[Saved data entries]
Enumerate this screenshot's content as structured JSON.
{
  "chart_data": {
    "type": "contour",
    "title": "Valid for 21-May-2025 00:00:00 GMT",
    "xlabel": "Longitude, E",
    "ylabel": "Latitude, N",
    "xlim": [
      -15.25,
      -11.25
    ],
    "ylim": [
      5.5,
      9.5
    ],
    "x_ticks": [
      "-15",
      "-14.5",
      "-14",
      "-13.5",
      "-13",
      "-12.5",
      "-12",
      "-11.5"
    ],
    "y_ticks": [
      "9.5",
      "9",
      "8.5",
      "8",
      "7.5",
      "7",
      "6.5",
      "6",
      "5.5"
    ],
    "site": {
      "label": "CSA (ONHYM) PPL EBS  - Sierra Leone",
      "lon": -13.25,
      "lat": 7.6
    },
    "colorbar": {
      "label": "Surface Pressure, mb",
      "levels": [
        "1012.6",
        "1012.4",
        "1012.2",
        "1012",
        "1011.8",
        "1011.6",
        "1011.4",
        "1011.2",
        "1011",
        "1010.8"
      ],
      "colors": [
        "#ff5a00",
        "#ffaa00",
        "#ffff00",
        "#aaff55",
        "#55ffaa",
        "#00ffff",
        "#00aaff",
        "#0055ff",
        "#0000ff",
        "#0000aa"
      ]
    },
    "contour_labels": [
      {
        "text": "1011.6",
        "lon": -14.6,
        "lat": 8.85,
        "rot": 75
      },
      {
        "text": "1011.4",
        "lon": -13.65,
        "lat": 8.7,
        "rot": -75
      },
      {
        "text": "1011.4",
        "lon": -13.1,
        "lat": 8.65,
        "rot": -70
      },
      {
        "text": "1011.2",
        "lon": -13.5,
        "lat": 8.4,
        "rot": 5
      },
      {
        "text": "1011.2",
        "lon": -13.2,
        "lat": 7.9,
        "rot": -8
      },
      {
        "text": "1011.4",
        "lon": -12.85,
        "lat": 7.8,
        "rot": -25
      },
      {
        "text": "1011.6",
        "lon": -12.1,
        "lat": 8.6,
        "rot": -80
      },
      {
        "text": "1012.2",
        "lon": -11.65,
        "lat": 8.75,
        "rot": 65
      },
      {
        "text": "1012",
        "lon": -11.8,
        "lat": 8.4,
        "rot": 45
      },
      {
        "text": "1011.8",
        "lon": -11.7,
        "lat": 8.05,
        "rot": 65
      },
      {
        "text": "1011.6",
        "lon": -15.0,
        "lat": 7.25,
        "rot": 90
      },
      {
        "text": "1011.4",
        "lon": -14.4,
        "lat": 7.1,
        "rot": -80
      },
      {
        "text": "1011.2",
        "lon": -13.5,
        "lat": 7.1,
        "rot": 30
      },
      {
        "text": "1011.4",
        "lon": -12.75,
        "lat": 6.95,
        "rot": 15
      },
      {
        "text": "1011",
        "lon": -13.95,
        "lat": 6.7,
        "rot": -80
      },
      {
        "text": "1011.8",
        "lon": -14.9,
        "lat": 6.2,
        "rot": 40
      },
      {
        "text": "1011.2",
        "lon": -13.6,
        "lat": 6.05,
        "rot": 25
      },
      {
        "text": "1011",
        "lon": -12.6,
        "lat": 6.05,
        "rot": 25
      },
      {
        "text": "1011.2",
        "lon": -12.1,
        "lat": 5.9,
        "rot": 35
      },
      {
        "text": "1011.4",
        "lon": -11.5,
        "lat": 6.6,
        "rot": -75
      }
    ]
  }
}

• DESCRIPTION OF THE TASK
Give back the data above exactly as it appears.

• RESULT OF THIS TASK
Enumerate this screenshot's content as structured JSON.
{
  "chart_data": {
    "type": "contour",
    "title": "Valid for 21-May-2025 00:00:00 GMT",
    "xlabel": "Longitude, E",
    "ylabel": "Latitude, N",
    "xlim": [
      -15.25,
      -11.25
    ],
    "ylim": [
      5.5,
      9.5
    ],
    "x_ticks": [
      "-15",
      "-14.5",
      "-14",
      "-13.5",
      "-13",
      "-12.5",
      "-12",
      "-11.5"
    ],
    "y_ticks": [
      "9.5",
      "9",
      "8.5",
      "8",
      "7.5",
      "7",
      "6.5",
      "6",
      "5.5"
    ],
    "site": {
      "label": "CSA (ONHYM) PPL EBS  - Sierra Leone",
      "lon": -13.25,
      "lat": 7.6
    },
    "colorbar": {
      "label": "Surface Pressure, mb",
      "levels": [
        "1012.6",
        "1012.4",
        "1012.2",
        "1012",
        "1011.8",
        "1011.6",
        "1011.4",
        "1011.2",
        "1011",
        "1010.8"
      ],
      "colors": [
        "#ff5a00",
        "#ffaa00",
        "#ffff00",
        "#aaff55",
        "#55ffaa",
        "#00ffff",
        "#00aaff",
        "#0055ff",
        "#0000ff",
        "#0000aa"
      ]
    },
    "contour_labels": [
      {
        "text": "1011.6",
        "lon": -14.6,
        "lat": 8.85,
        "rot": 75
      },
      {
        "text": "1011.4",
        "lon": -13.65,
        "lat": 8.7,
        "rot": -75
      },
      {
        "text": "1011.4",
        "lon": -13.1,
        "lat": 8.65,
        "rot": -70
      },
      {
        "text": "1011.2",
        "lon": -13.5,
        "lat": 8.4,
        "rot": 5
      },
      {
        "text": "1011.2",
        "lon": -13.2,
        "lat": 7.9,
        "rot": -8
      },
      {
        "text": "1011.4",
        "lon": -12.85,
        "lat": 7.8,
        "rot": -25
      },
      {
        "text": "1011.6",
        "lon": -12.1,
        "lat": 8.6,
        "rot": -80
      },
      {
        "text": "1012.2",
        "lon": -11.65,
        "lat": 8.75,
        "rot": 65
      },
      {
        "text": "1012",
        "lon": -11.8,
        "lat": 8.4,
        "rot": 45
      },
      {
        "text": "1011.8",
        "lon": -11.7,
        "lat": 8.05,
        "rot": 65
      },
      {
        "text": "1011.6",
        "lon": -15.0,
        "lat": 7.25,
        "rot": 90
      },
      {
        "text": "1011.4",
        "lon": -14.4,
        "lat": 7.1,
        "rot": -80
      },
      {
        "text": "1011.2",
        "lon": -13.5,
        "lat": 7.1,
        "rot": 30
      },
      {
        "text": "1011.4",
        "lon": -12.75,
        "lat": 6.95,
        "rot": 15
      },
      {
        "text": "1011",
        "lon": -13.95,
        "lat": 6.7,
        "rot": -80
      },
      {
        "text": "1011.8",
        "lon": -14.9,
        "lat": 6.2,
        "rot": 40
      },
      {
        "text": "1011.2",
        "lon": -13.6,
        "lat": 6.05,
        "rot": 25
      },
      {
        "text": "1011",
        "lon": -12.6,
        "lat": 6.05,
        "rot": 25
      },
      {
        "text": "1011.2",
        "lon": -12.1,
        "lat": 5.9,
        "rot": 35
      },
      {
        "text": "1011.4",
        "lon": -11.5,
        "lat": 6.6,
        "rot": -75
      }
    ]
  }
}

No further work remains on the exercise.